EXCERPT TO READ:
++++++++++++++++++++

In: Finance
You have an opportunity to acquire a property from a bank. It’s offered for $200,000. You would have to spend:
(1) $10,500 on various acquisition-related expenses,
(2) An average of $2,000 per month during the next 12 months for repair costs, etc.
You would be able to receive a loan: 90 percent loan-to-value ratio, 8% annual interest, for 12 months, payable monthly (interest-only loan).
Your market research indicates that after you repair the property, it may sell for about $225,000 at the end of 1 year. In addition, you will probably have to pay about $3,000 in fees & selling expenses.
a. If you wanted to earn a 20% return, compounded monthly, do you believe that $200,000 would be a good investment? (Show and explain all necessary calculations.)
b. If not, what counter-offer would you have to make to the bank in order to achieve the 20% return? (Show and explain all necessary calculations.)
Solution a:
Property Value = $200,000
Loan Amount = $200,000*90% = $180,000
Acquisition related expense = $10,500
Initial Cash outflows = $10,500 + ($200000*10%) = $30,500
Monthly cash outflows = $2,000 + ($180,000*8%/12) = $3,200
Cash outflow at the end of year = $180,000
Present value of cash outflows at 1.666% (20/12) monthly rate of interest = $30,500 + ($3,200 * cumulative PV factor for 12 periods) + ($180,000 * PV factor at 12th period)

++++++++++++++++++++

Stored data entries:
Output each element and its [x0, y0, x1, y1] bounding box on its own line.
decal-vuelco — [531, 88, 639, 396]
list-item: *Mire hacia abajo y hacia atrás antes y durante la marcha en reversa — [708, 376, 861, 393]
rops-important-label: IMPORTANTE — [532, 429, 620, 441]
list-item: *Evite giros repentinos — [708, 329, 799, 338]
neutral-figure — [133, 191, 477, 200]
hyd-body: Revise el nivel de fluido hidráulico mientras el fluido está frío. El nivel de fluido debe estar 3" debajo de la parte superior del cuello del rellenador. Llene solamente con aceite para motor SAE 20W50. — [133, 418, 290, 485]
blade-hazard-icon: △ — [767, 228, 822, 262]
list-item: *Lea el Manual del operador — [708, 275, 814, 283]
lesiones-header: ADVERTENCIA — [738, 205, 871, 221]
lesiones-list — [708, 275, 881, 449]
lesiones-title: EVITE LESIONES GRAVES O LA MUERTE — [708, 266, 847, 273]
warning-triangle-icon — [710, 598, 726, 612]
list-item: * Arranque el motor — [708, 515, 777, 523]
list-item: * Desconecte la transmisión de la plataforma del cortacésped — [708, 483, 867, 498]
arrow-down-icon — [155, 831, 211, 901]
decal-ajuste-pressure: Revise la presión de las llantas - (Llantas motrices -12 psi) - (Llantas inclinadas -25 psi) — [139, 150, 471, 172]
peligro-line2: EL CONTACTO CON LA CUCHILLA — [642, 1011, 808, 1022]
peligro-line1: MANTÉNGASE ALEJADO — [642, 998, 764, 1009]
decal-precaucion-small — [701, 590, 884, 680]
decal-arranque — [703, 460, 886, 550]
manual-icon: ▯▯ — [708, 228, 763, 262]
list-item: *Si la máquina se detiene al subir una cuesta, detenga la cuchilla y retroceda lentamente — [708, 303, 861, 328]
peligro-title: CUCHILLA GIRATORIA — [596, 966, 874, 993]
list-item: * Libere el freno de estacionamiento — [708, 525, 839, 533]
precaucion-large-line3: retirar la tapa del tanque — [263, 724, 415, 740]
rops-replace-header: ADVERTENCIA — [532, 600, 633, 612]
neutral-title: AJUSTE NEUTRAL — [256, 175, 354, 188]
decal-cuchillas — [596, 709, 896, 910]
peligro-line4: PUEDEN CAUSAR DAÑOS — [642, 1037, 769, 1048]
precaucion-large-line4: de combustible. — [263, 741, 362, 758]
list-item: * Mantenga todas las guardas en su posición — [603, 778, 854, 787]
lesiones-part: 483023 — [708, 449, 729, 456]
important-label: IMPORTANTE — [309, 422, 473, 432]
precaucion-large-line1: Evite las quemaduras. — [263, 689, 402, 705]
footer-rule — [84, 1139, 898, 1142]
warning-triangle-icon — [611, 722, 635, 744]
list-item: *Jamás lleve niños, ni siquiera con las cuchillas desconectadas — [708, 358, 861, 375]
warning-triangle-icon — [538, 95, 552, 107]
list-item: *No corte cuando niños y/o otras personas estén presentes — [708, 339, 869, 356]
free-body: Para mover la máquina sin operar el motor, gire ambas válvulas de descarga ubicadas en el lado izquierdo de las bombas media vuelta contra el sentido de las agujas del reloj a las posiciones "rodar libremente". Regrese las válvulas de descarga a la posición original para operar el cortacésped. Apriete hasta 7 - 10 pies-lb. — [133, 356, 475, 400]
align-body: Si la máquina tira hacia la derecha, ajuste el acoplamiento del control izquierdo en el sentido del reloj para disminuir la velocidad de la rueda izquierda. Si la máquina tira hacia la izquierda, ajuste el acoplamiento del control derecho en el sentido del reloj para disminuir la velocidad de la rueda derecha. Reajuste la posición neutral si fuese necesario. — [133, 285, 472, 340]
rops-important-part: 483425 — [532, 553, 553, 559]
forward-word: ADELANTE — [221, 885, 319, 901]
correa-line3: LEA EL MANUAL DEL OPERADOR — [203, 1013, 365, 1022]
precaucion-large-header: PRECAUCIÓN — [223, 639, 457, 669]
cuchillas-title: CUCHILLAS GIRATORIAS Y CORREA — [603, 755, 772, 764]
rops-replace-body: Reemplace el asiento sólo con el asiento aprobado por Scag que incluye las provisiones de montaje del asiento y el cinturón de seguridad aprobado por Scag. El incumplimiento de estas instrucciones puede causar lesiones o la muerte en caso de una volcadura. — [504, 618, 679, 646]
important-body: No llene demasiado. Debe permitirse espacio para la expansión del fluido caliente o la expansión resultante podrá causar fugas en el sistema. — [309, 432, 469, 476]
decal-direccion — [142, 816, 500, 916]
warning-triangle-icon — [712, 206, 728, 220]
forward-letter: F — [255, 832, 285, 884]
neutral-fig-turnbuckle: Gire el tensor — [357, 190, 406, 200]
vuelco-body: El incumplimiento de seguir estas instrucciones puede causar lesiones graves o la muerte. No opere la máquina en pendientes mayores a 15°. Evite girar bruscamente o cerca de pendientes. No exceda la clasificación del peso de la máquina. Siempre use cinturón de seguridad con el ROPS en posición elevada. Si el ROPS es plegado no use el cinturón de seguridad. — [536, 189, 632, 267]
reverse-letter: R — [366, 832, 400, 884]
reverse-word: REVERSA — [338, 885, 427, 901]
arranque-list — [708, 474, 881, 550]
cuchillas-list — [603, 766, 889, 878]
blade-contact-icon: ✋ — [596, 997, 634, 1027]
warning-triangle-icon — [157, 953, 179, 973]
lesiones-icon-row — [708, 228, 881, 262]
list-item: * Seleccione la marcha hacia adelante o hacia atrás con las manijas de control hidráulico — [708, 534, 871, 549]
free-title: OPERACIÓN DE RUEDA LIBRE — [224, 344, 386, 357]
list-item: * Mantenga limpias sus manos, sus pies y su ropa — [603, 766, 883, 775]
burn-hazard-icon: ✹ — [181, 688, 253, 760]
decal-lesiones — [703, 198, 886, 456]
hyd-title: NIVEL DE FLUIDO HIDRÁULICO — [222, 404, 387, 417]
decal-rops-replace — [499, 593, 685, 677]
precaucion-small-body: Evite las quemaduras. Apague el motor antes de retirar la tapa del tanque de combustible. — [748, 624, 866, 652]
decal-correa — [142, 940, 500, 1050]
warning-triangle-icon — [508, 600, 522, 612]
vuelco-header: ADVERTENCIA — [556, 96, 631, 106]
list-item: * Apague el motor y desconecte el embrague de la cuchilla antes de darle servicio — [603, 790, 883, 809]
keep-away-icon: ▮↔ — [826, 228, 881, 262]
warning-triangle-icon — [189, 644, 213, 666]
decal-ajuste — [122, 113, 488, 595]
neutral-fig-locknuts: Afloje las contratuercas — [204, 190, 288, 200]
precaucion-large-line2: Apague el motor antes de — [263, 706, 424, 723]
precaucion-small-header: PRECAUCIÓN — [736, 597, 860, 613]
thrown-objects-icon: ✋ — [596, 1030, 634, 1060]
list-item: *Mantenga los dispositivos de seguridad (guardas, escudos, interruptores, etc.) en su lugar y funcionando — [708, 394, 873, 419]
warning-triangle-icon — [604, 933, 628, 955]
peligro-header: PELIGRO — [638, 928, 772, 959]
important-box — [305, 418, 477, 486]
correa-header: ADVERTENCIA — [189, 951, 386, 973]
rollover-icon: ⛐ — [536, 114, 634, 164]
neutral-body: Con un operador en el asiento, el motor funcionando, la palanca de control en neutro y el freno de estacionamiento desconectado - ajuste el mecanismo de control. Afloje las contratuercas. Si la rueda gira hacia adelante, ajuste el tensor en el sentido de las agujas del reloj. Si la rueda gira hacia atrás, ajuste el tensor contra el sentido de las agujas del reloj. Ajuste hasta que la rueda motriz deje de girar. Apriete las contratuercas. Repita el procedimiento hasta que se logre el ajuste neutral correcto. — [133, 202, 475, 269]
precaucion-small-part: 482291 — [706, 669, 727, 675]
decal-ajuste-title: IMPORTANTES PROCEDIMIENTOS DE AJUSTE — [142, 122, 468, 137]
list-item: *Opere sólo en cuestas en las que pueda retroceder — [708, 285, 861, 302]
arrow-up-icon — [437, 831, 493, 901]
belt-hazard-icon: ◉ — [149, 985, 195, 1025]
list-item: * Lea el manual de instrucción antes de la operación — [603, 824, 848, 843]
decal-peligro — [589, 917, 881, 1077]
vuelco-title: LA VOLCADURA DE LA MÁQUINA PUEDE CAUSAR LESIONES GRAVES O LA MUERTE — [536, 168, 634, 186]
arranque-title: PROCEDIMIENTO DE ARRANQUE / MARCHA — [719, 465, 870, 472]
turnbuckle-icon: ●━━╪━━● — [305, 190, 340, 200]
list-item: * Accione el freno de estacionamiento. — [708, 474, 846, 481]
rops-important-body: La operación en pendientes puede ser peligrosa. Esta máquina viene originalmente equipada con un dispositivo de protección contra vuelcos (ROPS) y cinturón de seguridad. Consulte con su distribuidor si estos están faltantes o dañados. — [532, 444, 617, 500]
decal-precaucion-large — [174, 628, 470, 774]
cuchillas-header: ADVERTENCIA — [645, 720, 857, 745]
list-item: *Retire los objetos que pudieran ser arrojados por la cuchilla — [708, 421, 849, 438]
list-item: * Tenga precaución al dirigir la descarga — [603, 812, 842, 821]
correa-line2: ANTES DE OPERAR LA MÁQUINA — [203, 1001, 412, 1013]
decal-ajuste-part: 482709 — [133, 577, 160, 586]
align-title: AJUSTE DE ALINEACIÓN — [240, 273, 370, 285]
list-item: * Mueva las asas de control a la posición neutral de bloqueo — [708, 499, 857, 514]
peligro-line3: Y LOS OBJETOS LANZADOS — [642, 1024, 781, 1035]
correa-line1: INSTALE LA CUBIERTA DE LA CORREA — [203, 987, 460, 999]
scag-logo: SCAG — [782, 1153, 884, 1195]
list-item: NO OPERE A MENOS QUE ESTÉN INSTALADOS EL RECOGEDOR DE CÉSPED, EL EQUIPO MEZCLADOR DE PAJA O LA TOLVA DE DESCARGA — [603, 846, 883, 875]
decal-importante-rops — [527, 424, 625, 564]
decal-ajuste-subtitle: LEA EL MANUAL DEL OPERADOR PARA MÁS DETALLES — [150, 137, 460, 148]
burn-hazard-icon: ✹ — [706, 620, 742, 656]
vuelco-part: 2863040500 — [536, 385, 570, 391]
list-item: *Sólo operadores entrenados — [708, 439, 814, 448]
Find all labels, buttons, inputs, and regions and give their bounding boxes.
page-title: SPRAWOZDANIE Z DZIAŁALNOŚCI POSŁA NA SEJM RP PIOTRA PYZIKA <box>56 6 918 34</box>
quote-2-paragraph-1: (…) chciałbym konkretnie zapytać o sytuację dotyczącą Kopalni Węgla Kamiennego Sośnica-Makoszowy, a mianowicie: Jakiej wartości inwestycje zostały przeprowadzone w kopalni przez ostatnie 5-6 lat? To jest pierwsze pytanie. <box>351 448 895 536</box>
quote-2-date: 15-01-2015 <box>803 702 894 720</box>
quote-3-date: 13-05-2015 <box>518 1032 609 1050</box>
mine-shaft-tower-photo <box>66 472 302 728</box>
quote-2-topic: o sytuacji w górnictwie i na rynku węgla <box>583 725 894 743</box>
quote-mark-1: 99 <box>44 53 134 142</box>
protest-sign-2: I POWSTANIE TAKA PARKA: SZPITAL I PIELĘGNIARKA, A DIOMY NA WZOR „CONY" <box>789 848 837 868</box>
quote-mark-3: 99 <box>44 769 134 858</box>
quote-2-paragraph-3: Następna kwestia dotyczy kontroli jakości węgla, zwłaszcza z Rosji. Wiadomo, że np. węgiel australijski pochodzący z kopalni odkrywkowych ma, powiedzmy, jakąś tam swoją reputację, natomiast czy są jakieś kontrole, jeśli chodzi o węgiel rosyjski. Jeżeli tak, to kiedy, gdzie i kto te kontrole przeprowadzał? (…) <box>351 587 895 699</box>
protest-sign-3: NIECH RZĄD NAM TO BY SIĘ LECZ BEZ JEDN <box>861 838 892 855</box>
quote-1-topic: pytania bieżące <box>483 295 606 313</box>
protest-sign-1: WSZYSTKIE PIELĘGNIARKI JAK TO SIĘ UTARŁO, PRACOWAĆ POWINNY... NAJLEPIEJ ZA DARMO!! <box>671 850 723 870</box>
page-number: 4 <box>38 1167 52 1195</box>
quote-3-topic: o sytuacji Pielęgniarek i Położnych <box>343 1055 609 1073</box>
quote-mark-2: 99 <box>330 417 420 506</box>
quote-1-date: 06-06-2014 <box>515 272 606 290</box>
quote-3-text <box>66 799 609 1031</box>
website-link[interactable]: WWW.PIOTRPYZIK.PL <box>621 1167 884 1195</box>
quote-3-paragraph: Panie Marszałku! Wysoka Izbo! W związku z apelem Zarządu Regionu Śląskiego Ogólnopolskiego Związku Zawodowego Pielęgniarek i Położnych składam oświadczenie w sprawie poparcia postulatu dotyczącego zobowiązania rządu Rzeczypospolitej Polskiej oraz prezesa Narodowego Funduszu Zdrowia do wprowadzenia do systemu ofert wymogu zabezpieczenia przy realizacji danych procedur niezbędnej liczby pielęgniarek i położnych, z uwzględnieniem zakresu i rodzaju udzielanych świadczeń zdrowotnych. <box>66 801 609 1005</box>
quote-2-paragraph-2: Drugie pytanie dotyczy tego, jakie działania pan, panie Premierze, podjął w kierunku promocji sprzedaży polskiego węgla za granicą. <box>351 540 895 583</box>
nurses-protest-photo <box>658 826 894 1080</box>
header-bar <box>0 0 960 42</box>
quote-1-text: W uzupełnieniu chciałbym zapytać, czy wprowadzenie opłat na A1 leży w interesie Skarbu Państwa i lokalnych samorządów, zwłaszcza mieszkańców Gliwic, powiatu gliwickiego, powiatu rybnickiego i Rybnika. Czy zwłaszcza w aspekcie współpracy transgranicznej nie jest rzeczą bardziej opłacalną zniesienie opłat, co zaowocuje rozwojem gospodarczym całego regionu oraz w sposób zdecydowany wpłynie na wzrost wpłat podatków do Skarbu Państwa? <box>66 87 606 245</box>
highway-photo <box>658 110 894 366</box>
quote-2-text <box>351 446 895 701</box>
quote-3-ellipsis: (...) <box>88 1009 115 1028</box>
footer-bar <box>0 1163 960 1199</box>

++++++++++++++++++++

EXERCISE INSTRUCTIONS:
A) According to the property investment problem, what price might the property sell for after repairs, and when?
B) Extend the property investment problem from its last line.
The rows above are not needed for anything asked here.

ANSWERS FOR THIS EXERCISE:
A) It may sell for about $225,000 at the end of 1 year.

B)
=$30,500 + (3200 * 10.7951) + ($180,000 * 0.8201) = $212,662
If we invest $212,662 for 1 year at 20% return then required amount after 1 year = $212,662 * cumulative compound factor of 12 periods at 1.66666% monthly rate
= $212,662 * 1.21939 = $259,318
Net recovery on sale after 1 year = $225,000 - $3,000 = $222,000
Hence recovery is lesser than required recovery @ 20% return, therefore this is not a good investment.
Solution b:
Let counter offer to be made to bank to achieve 20% return = X
Loan amount = 0.90X
Initial Cash outflows = $10,500 + 0.10X
Monthly Cash outflows = $2,000 + (0.90X*8%/12) = $2000 + 0.006X
Cash outflow at end of year = 0.90X
Present value of cash outflows at 1.666% (20/12) monthly rate of interest = $10,500 + 0.10X + [($2,000+0.006X) * cumulative PV factor for 12 periods] + ($0.90X * PV factor at 12th period)
=$10,500 + 0.10X + [(2000+0.006X) * 10.7951) + ($0.90X * 0.8201)
=$10,500 + 0.10X + $21,590 + 0.0648X + 0.7381X
=$32,090 + 0.9029X
If we invest ($32090+0.9029X) for 1 year at 20% return then required amount after 1 year = $222,000
($32,090 + 0.9029X)*1.21939 = $222,000
$39,130 + 1.101X = $222,000
X = $166,094
Therefore we should counter offer to bank for $166,094 for earning 20% return.